Supplied records
* START *

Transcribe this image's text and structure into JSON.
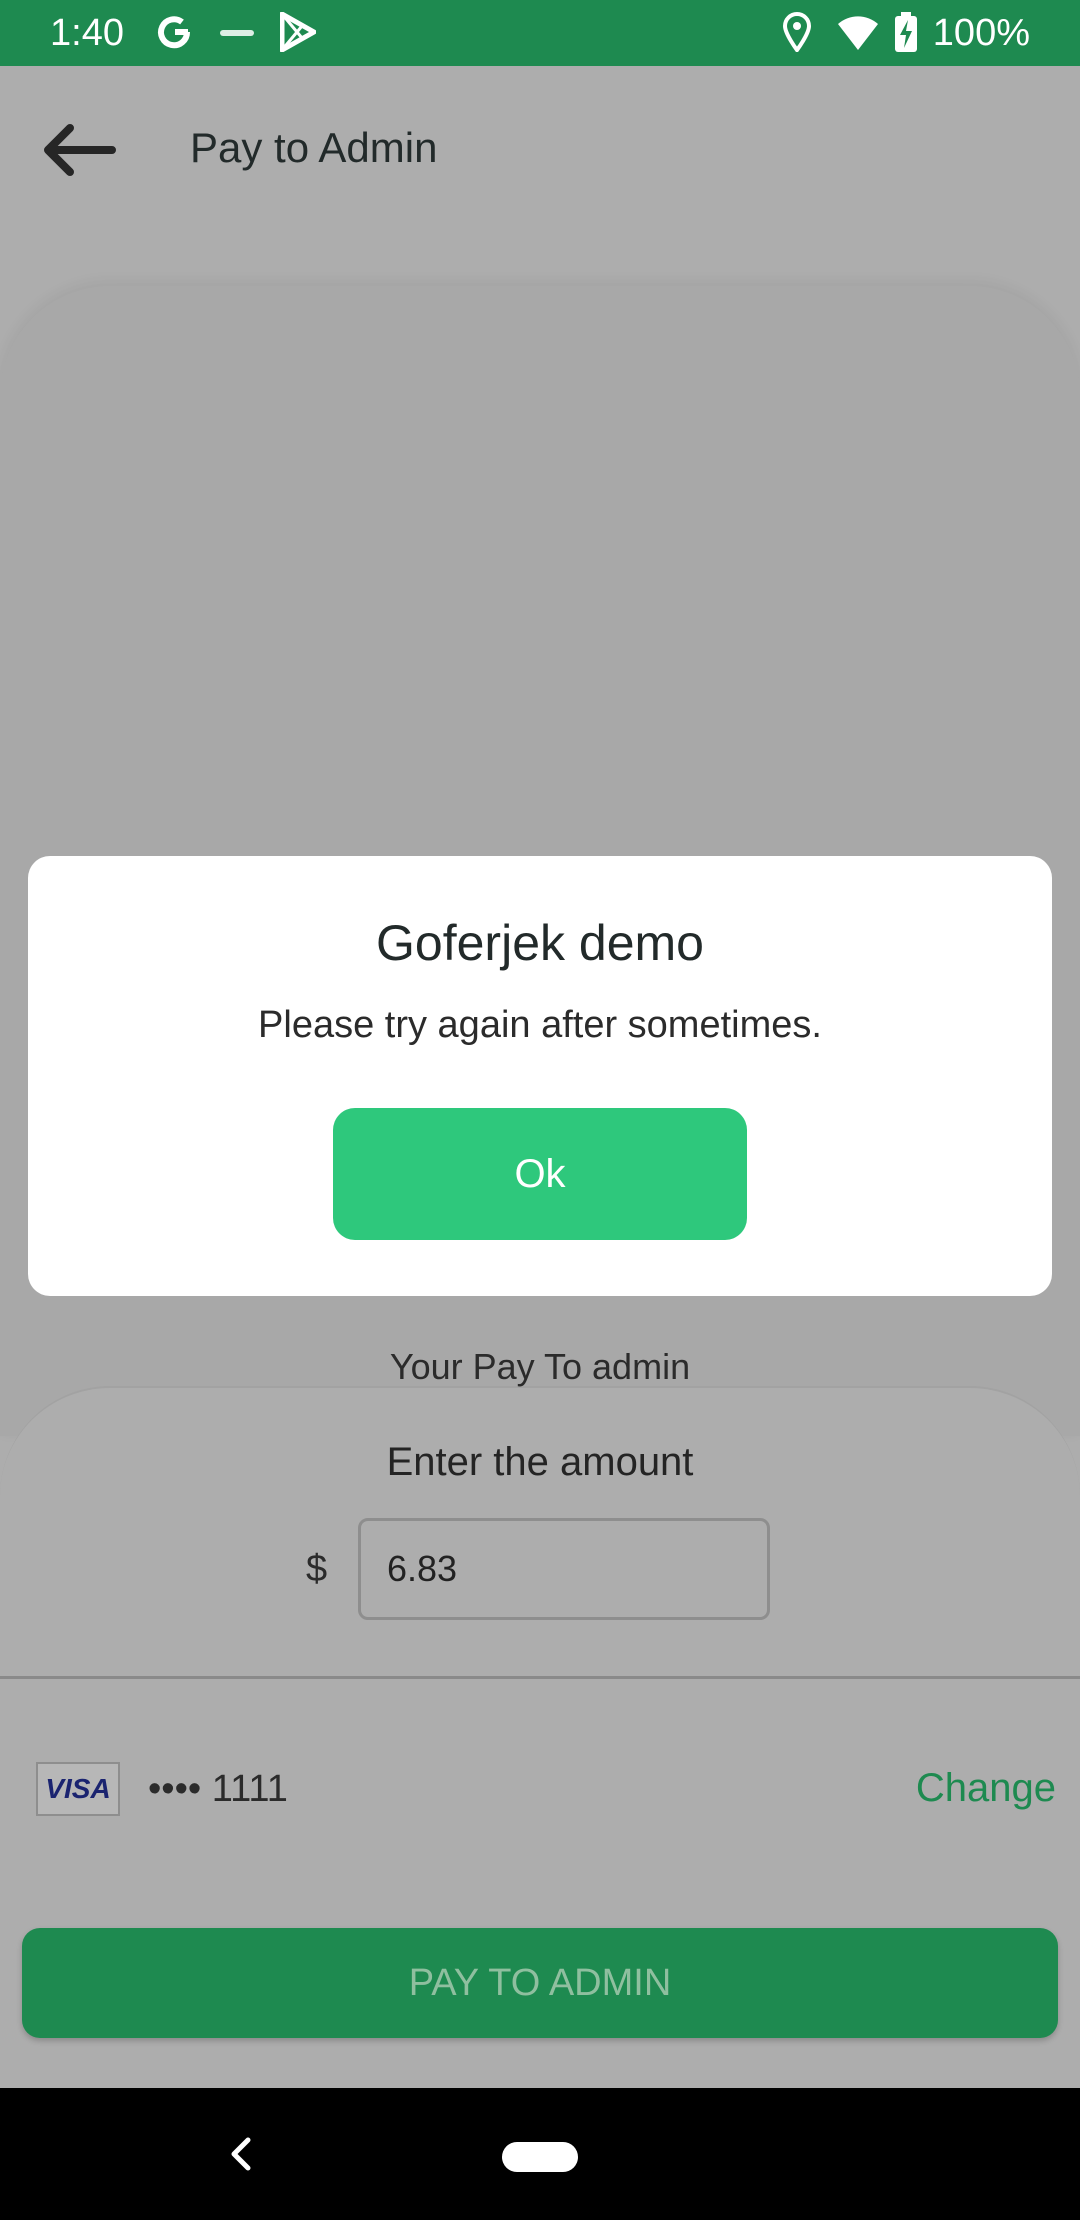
{
  "status_bar": {
    "time": "1:40",
    "battery": "100%",
    "icons": [
      "google-g-icon",
      "app-notification-icon",
      "play-store-icon",
      "location-icon",
      "wifi-icon",
      "battery-charging-icon"
    ]
  },
  "toolbar": {
    "back_icon": "back-arrow-icon",
    "title": "Pay to Admin"
  },
  "payment": {
    "pay_label": "Your Pay To admin",
    "amount_title": "Enter the amount",
    "currency": "$",
    "amount_value": "6.83"
  },
  "card": {
    "brand": "VISA",
    "number": "•••• 1111",
    "change_label": "Change"
  },
  "pay_button_label": "PAY TO ADMIN",
  "dialog": {
    "title": "Goferjek demo",
    "message": "Please try again after sometimes.",
    "ok_label": "Ok"
  },
  "colors": {
    "status_bar": "#1e8a50",
    "primary_green": "#1e8a50",
    "ok_button": "#2ec87c",
    "scrim_background": "#adadad"
  }
}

* END *

Brief
Verbatim reproduction of every record is required; images are left out.

Written reply
Transcribe this image's text and structure into JSON.
{
  "status_bar": {
    "time": "1:40",
    "battery": "100%",
    "icons": [
      "google-g-icon",
      "app-notification-icon",
      "play-store-icon",
      "location-icon",
      "wifi-icon",
      "battery-charging-icon"
    ]
  },
  "toolbar": {
    "back_icon": "back-arrow-icon",
    "title": "Pay to Admin"
  },
  "payment": {
    "pay_label": "Your Pay To admin",
    "amount_title": "Enter the amount",
    "currency": "$",
    "amount_value": "6.83"
  },
  "card": {
    "brand": "VISA",
    "number": "•••• 1111",
    "change_label": "Change"
  },
  "pay_button_label": "PAY TO ADMIN",
  "dialog": {
    "title": "Goferjek demo",
    "message": "Please try again after sometimes.",
    "ok_label": "Ok"
  },
  "colors": {
    "status_bar": "#1e8a50",
    "primary_green": "#1e8a50",
    "ok_button": "#2ec87c",
    "scrim_background": "#adadad"
  }
}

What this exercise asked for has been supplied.